Go through the listing beneath this task and return every line that carries the string "supportedness".
-- BEGIN Records provided --
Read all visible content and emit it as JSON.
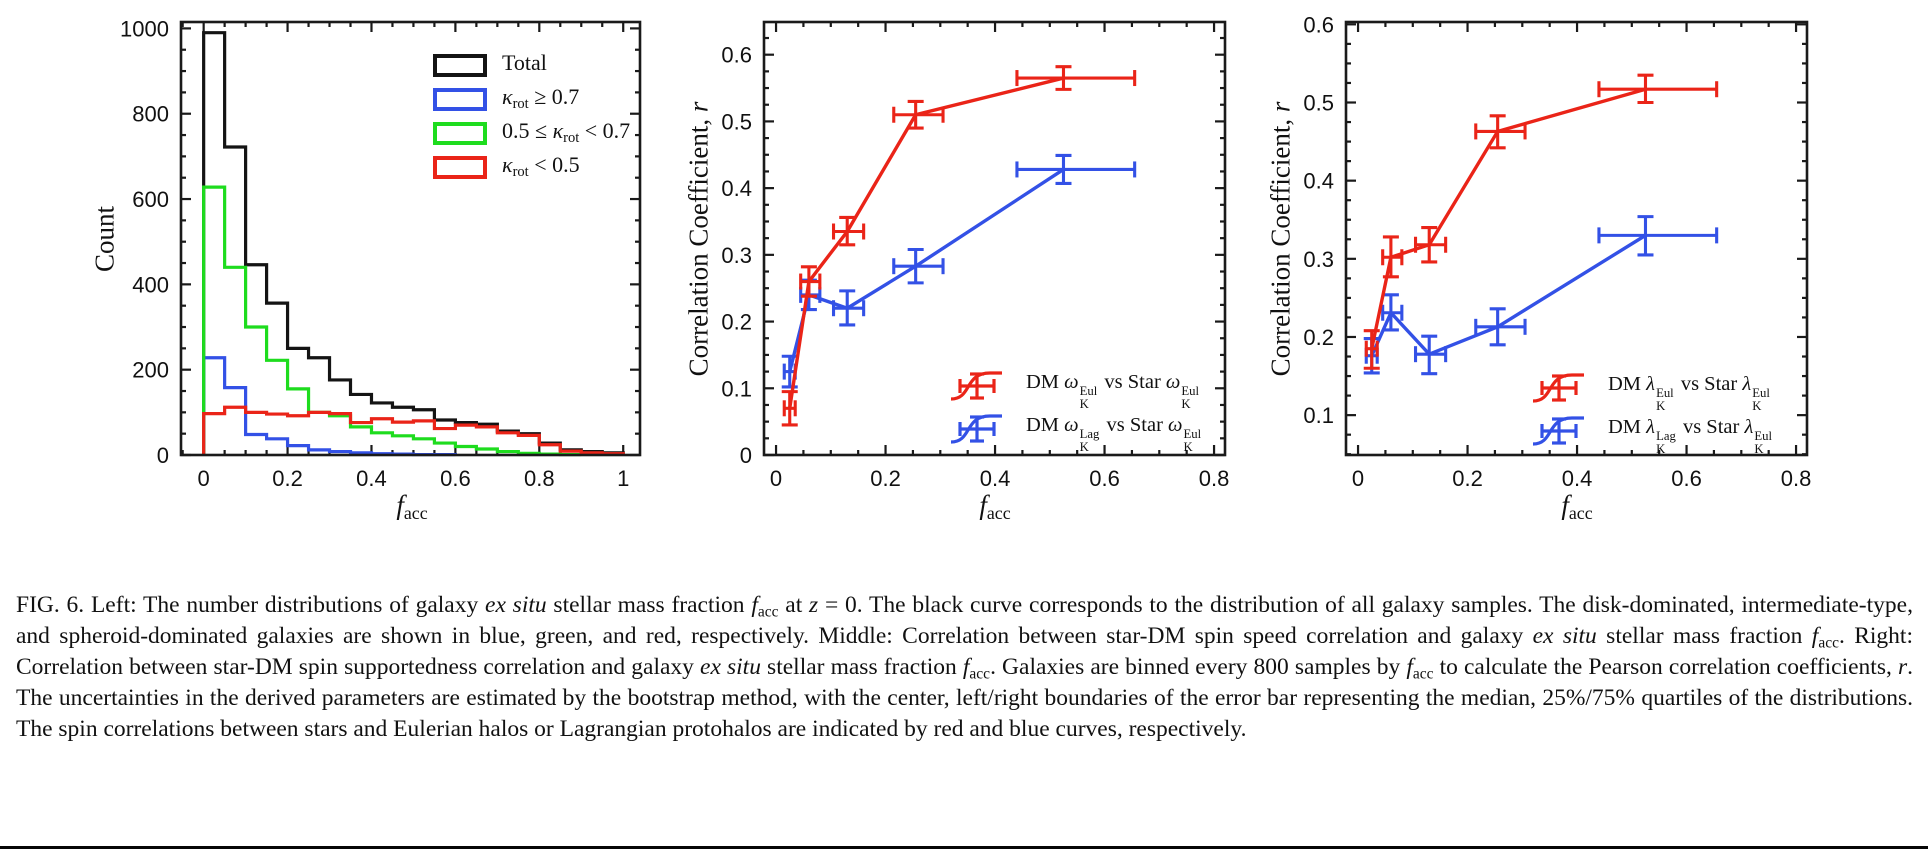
{
  "colors": {
    "black": "#141414",
    "blue": "#3351e6",
    "green": "#1edc1e",
    "red": "#ea2418",
    "axis": "#1a1a1a"
  },
  "chart_data": [
    {
      "id": "histogram",
      "type": "histogram-step",
      "title": "",
      "xlabel": {
        "main": "f",
        "sub": "acc"
      },
      "ylabel": "Count",
      "xlim": [
        -0.054,
        1.04
      ],
      "ylim": [
        0,
        1015
      ],
      "xticks": {
        "major": [
          0,
          0.2,
          0.4,
          0.6,
          0.8,
          1
        ],
        "labels": [
          "0",
          "0.2",
          "0.4",
          "0.6",
          "0.8",
          "1"
        ],
        "minor_step": 0.05
      },
      "yticks": {
        "major": [
          0,
          200,
          400,
          600,
          800,
          1000
        ],
        "labels": [
          "0",
          "200",
          "400",
          "600",
          "800",
          "1000"
        ],
        "minor_step": 50
      },
      "bin_start": 0,
      "bin_width": 0.05,
      "series": [
        {
          "name": "Total",
          "color_key": "black",
          "counts": [
            990,
            722,
            446,
            356,
            250,
            228,
            176,
            142,
            122,
            112,
            106,
            82,
            76,
            72,
            56,
            50,
            28,
            12,
            8,
            5
          ]
        },
        {
          "name": "krot >= 0.7",
          "color_key": "blue",
          "counts": [
            228,
            158,
            48,
            38,
            22,
            12,
            8,
            5,
            3,
            2,
            1,
            1,
            0,
            0,
            0,
            0,
            0,
            0,
            0,
            0
          ]
        },
        {
          "name": "0.5 <= krot < 0.7",
          "color_key": "green",
          "counts": [
            628,
            440,
            300,
            222,
            155,
            100,
            92,
            66,
            52,
            45,
            38,
            28,
            20,
            14,
            8,
            4,
            2,
            1,
            0,
            0
          ]
        },
        {
          "name": "krot < 0.5",
          "color_key": "red",
          "counts": [
            97,
            112,
            100,
            96,
            92,
            100,
            97,
            76,
            85,
            77,
            80,
            62,
            70,
            66,
            52,
            46,
            24,
            9,
            5,
            3
          ]
        }
      ],
      "legend": {
        "position": "top-right",
        "items": [
          {
            "color_key": "black",
            "segments": [
              {
                "t": "Total"
              }
            ]
          },
          {
            "color_key": "blue",
            "segments": [
              {
                "t": "κ",
                "i": true
              },
              {
                "t": "rot",
                "sub": true
              },
              {
                "t": " ≥ 0.7"
              }
            ]
          },
          {
            "color_key": "green",
            "segments": [
              {
                "t": "0.5 ≤ "
              },
              {
                "t": "κ",
                "i": true
              },
              {
                "t": "rot",
                "sub": true
              },
              {
                "t": " < 0.7"
              }
            ]
          },
          {
            "color_key": "red",
            "segments": [
              {
                "t": "κ",
                "i": true
              },
              {
                "t": "rot",
                "sub": true
              },
              {
                "t": " < 0.5"
              }
            ]
          }
        ]
      }
    },
    {
      "id": "spin-speed-correlation",
      "type": "line-errorbar",
      "title": "",
      "xlabel": {
        "main": "f",
        "sub": "acc"
      },
      "ylabel": {
        "main": "Correlation Coefficient, ",
        "italic": "r"
      },
      "xlim": [
        -0.022,
        0.82
      ],
      "ylim": [
        0,
        0.649
      ],
      "xticks": {
        "major": [
          0,
          0.2,
          0.4,
          0.6,
          0.8
        ],
        "labels": [
          "0",
          "0.2",
          "0.4",
          "0.6",
          "0.8"
        ],
        "minor_step": 0.05
      },
      "yticks": {
        "major": [
          0,
          0.1,
          0.2,
          0.3,
          0.4,
          0.5,
          0.6
        ],
        "labels": [
          "0",
          "0.1",
          "0.2",
          "0.3",
          "0.4",
          "0.5",
          "0.6"
        ],
        "minor_step": 0.025
      },
      "series": [
        {
          "name": "DM ωK^Lag vs Star ωK^Eul",
          "color_key": "blue",
          "points": [
            {
              "x": 0.025,
              "y": 0.125,
              "xlo": 0.015,
              "xhi": 0.035,
              "ylo": 0.102,
              "yhi": 0.148
            },
            {
              "x": 0.06,
              "y": 0.24,
              "xlo": 0.045,
              "xhi": 0.08,
              "ylo": 0.218,
              "yhi": 0.262
            },
            {
              "x": 0.13,
              "y": 0.22,
              "xlo": 0.105,
              "xhi": 0.16,
              "ylo": 0.195,
              "yhi": 0.246
            },
            {
              "x": 0.255,
              "y": 0.283,
              "xlo": 0.215,
              "xhi": 0.305,
              "ylo": 0.258,
              "yhi": 0.308
            },
            {
              "x": 0.525,
              "y": 0.428,
              "xlo": 0.44,
              "xhi": 0.655,
              "ylo": 0.407,
              "yhi": 0.449
            }
          ]
        },
        {
          "name": "DM ωK^Eul vs Star ωK^Eul",
          "color_key": "red",
          "points": [
            {
              "x": 0.025,
              "y": 0.07,
              "xlo": 0.015,
              "xhi": 0.035,
              "ylo": 0.045,
              "yhi": 0.095
            },
            {
              "x": 0.06,
              "y": 0.26,
              "xlo": 0.045,
              "xhi": 0.08,
              "ylo": 0.238,
              "yhi": 0.282
            },
            {
              "x": 0.13,
              "y": 0.335,
              "xlo": 0.105,
              "xhi": 0.16,
              "ylo": 0.315,
              "yhi": 0.356
            },
            {
              "x": 0.255,
              "y": 0.51,
              "xlo": 0.215,
              "xhi": 0.305,
              "ylo": 0.49,
              "yhi": 0.53
            },
            {
              "x": 0.525,
              "y": 0.565,
              "xlo": 0.44,
              "xhi": 0.655,
              "ylo": 0.548,
              "yhi": 0.582
            }
          ]
        }
      ],
      "legend": {
        "position": "bottom-right",
        "items": [
          {
            "color_key": "red",
            "segments": [
              {
                "t": "DM "
              },
              {
                "t": "ω",
                "i": true
              },
              {
                "stack": {
                  "sup": "Eul",
                  "sub": "K"
                }
              },
              {
                "t": " vs Star "
              },
              {
                "t": "ω",
                "i": true
              },
              {
                "stack": {
                  "sup": "Eul",
                  "sub": "K"
                }
              }
            ]
          },
          {
            "color_key": "blue",
            "segments": [
              {
                "t": "DM "
              },
              {
                "t": "ω",
                "i": true
              },
              {
                "stack": {
                  "sup": "Lag",
                  "sub": "K"
                }
              },
              {
                "t": " vs Star "
              },
              {
                "t": "ω",
                "i": true
              },
              {
                "stack": {
                  "sup": "Eul",
                  "sub": "K"
                }
              }
            ]
          }
        ]
      }
    },
    {
      "id": "spin-supportedness-correlation",
      "type": "line-errorbar",
      "title": "",
      "xlabel": {
        "main": "f",
        "sub": "acc"
      },
      "ylabel": {
        "main": "Correlation Coefficient, ",
        "italic": "r"
      },
      "xlim": [
        -0.022,
        0.82
      ],
      "ylim": [
        0.049,
        0.603
      ],
      "xticks": {
        "major": [
          0,
          0.2,
          0.4,
          0.6,
          0.8
        ],
        "labels": [
          "0",
          "0.2",
          "0.4",
          "0.6",
          "0.8"
        ],
        "minor_step": 0.05
      },
      "yticks": {
        "major": [
          0.1,
          0.2,
          0.3,
          0.4,
          0.5,
          0.6
        ],
        "labels": [
          "0.1",
          "0.2",
          "0.3",
          "0.4",
          "0.5",
          "0.6"
        ],
        "minor_step": 0.025
      },
      "series": [
        {
          "name": "DM λK^Lag vs Star λK^Eul",
          "color_key": "blue",
          "points": [
            {
              "x": 0.025,
              "y": 0.176,
              "xlo": 0.015,
              "xhi": 0.035,
              "ylo": 0.154,
              "yhi": 0.198
            },
            {
              "x": 0.06,
              "y": 0.231,
              "xlo": 0.045,
              "xhi": 0.08,
              "ylo": 0.209,
              "yhi": 0.254
            },
            {
              "x": 0.13,
              "y": 0.178,
              "xlo": 0.105,
              "xhi": 0.16,
              "ylo": 0.153,
              "yhi": 0.201
            },
            {
              "x": 0.255,
              "y": 0.213,
              "xlo": 0.215,
              "xhi": 0.305,
              "ylo": 0.19,
              "yhi": 0.236
            },
            {
              "x": 0.525,
              "y": 0.33,
              "xlo": 0.44,
              "xhi": 0.655,
              "ylo": 0.305,
              "yhi": 0.354
            }
          ]
        },
        {
          "name": "DM λK^Eul vs Star λK^Eul",
          "color_key": "red",
          "points": [
            {
              "x": 0.025,
              "y": 0.185,
              "xlo": 0.015,
              "xhi": 0.035,
              "ylo": 0.16,
              "yhi": 0.208
            },
            {
              "x": 0.06,
              "y": 0.302,
              "xlo": 0.045,
              "xhi": 0.08,
              "ylo": 0.277,
              "yhi": 0.328
            },
            {
              "x": 0.13,
              "y": 0.318,
              "xlo": 0.105,
              "xhi": 0.16,
              "ylo": 0.296,
              "yhi": 0.34
            },
            {
              "x": 0.255,
              "y": 0.463,
              "xlo": 0.215,
              "xhi": 0.305,
              "ylo": 0.442,
              "yhi": 0.483
            },
            {
              "x": 0.525,
              "y": 0.517,
              "xlo": 0.44,
              "xhi": 0.655,
              "ylo": 0.5,
              "yhi": 0.535
            }
          ]
        }
      ],
      "legend": {
        "position": "bottom-right",
        "items": [
          {
            "color_key": "red",
            "segments": [
              {
                "t": "DM "
              },
              {
                "t": "λ",
                "i": true
              },
              {
                "stack": {
                  "sup": "Eul",
                  "sub": "K"
                }
              },
              {
                "t": " vs Star "
              },
              {
                "t": "λ",
                "i": true
              },
              {
                "stack": {
                  "sup": "Eul",
                  "sub": "K"
                }
              }
            ]
          },
          {
            "color_key": "blue",
            "segments": [
              {
                "t": "DM "
              },
              {
                "t": "λ",
                "i": true
              },
              {
                "stack": {
                  "sup": "Lag",
                  "sub": "K"
                }
              },
              {
                "t": " vs Star "
              },
              {
                "t": "λ",
                "i": true
              },
              {
                "stack": {
                  "sup": "Eul",
                  "sub": "K"
                }
              }
            ]
          }
        ]
      }
    }
  ],
  "caption": {
    "segments": [
      {
        "t": "FIG. 6. Left: The number distributions of galaxy "
      },
      {
        "t": "ex situ",
        "i": true
      },
      {
        "t": " stellar mass fraction "
      },
      {
        "t": "f",
        "i": true
      },
      {
        "t": "acc",
        "sub": true
      },
      {
        "t": " at "
      },
      {
        "t": "z",
        "i": true
      },
      {
        "t": " = 0. The black curve corresponds to the distribution of all galaxy samples. The disk-dominated, intermediate-type, and spheroid-dominated galaxies are shown in blue, green, and red, respectively. Middle: Correlation between star-DM spin speed correlation and galaxy "
      },
      {
        "t": "ex situ",
        "i": true
      },
      {
        "t": " stellar mass fraction "
      },
      {
        "t": "f",
        "i": true
      },
      {
        "t": "acc",
        "sub": true
      },
      {
        "t": ". Right: Correlation between star-DM spin supportedness correlation and galaxy "
      },
      {
        "t": "ex situ",
        "i": true
      },
      {
        "t": " stellar mass fraction "
      },
      {
        "t": "f",
        "i": true
      },
      {
        "t": "acc",
        "sub": true
      },
      {
        "t": ". Galaxies are binned every 800 samples by "
      },
      {
        "t": "f",
        "i": true
      },
      {
        "t": "acc",
        "sub": true
      },
      {
        "t": " to calculate the Pearson correlation coefficients, "
      },
      {
        "t": "r",
        "i": true
      },
      {
        "t": ". The uncertainties in the derived parameters are estimated by the bootstrap method, with the center, left/right boundaries of the error bar representing the median, 25%/75% quartiles of the distributions. The spin correlations between stars and Eulerian halos or Lagrangian protohalos are indicated by red and blue curves, respectively."
      }
    ]
  }
}
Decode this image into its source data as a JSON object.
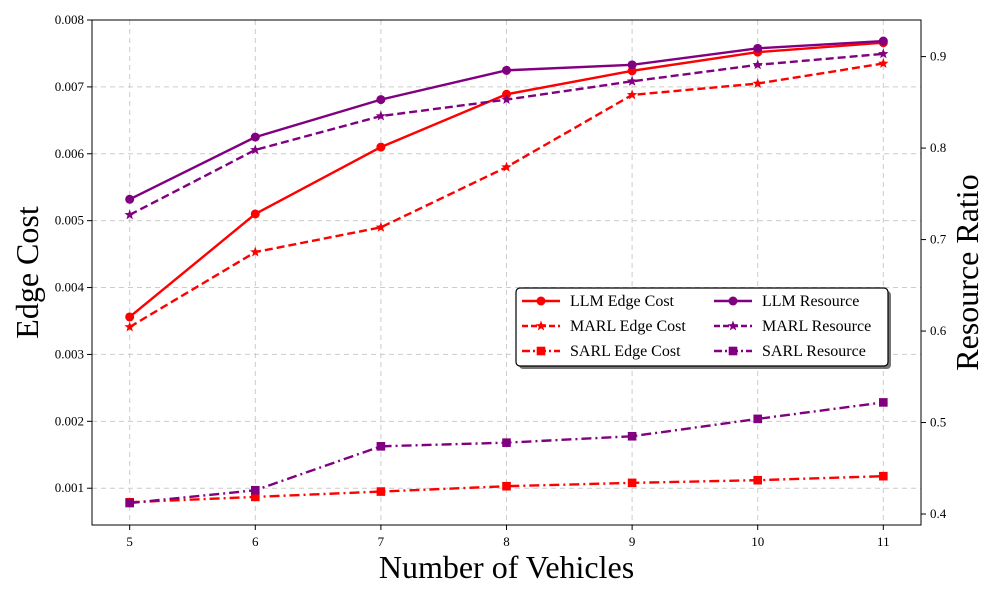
{
  "chart_data": {
    "type": "line",
    "x": [
      5,
      6,
      7,
      8,
      9,
      10,
      11
    ],
    "xlabel": "Number of Vehicles",
    "ylabel": "Edge Cost",
    "ylabel_right": "Resource Ratio",
    "xlim": [
      4.7,
      11.3
    ],
    "ylim": [
      0.00045,
      0.008
    ],
    "ylim_right": [
      0.388,
      0.94
    ],
    "x_ticks": [
      5,
      6,
      7,
      8,
      9,
      10,
      11
    ],
    "y_ticks": [
      0.001,
      0.002,
      0.003,
      0.004,
      0.005,
      0.006,
      0.007,
      0.008
    ],
    "y_tick_labels": [
      "0.001",
      "0.002",
      "0.003",
      "0.004",
      "0.005",
      "0.006",
      "0.007",
      "0.008"
    ],
    "y_right_ticks": [
      0.4,
      0.5,
      0.6,
      0.7,
      0.8,
      0.9
    ],
    "y_right_tick_labels": [
      "0.4",
      "0.5",
      "0.6",
      "0.7",
      "0.8",
      "0.9"
    ],
    "grid": true,
    "legend_position": "center-right",
    "series": [
      {
        "name": "LLM Edge Cost",
        "axis": "left",
        "color": "#ff0000",
        "line": "solid",
        "marker": "circle",
        "values": [
          0.00356,
          0.0051,
          0.0061,
          0.00689,
          0.00724,
          0.00752,
          0.00766
        ]
      },
      {
        "name": "MARL Edge Cost",
        "axis": "left",
        "color": "#ff0000",
        "line": "dashed",
        "marker": "star",
        "values": [
          0.00341,
          0.00453,
          0.0049,
          0.0058,
          0.00688,
          0.00705,
          0.00735
        ]
      },
      {
        "name": "SARL Edge Cost",
        "axis": "left",
        "color": "#ff0000",
        "line": "dashdot",
        "marker": "square",
        "values": [
          0.00079,
          0.00087,
          0.00095,
          0.00103,
          0.00108,
          0.00112,
          0.00118
        ]
      },
      {
        "name": "LLM Resource",
        "axis": "right",
        "color": "#800080",
        "line": "solid",
        "marker": "circle",
        "values": [
          0.744,
          0.812,
          0.853,
          0.885,
          0.891,
          0.909,
          0.917
        ]
      },
      {
        "name": "MARL Resource",
        "axis": "right",
        "color": "#800080",
        "line": "dashed",
        "marker": "star",
        "values": [
          0.727,
          0.798,
          0.835,
          0.853,
          0.873,
          0.891,
          0.903
        ]
      },
      {
        "name": "SARL Resource",
        "axis": "right",
        "color": "#800080",
        "line": "dashdot",
        "marker": "square",
        "values": [
          0.412,
          0.426,
          0.474,
          0.478,
          0.485,
          0.504,
          0.522
        ]
      }
    ]
  }
}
-- END Records provided --
### Solved exercise
      "id": "spin-supportedness-correlation",
        "t": ". Right: Correlation between star-DM spin supportedness correlation and galaxy "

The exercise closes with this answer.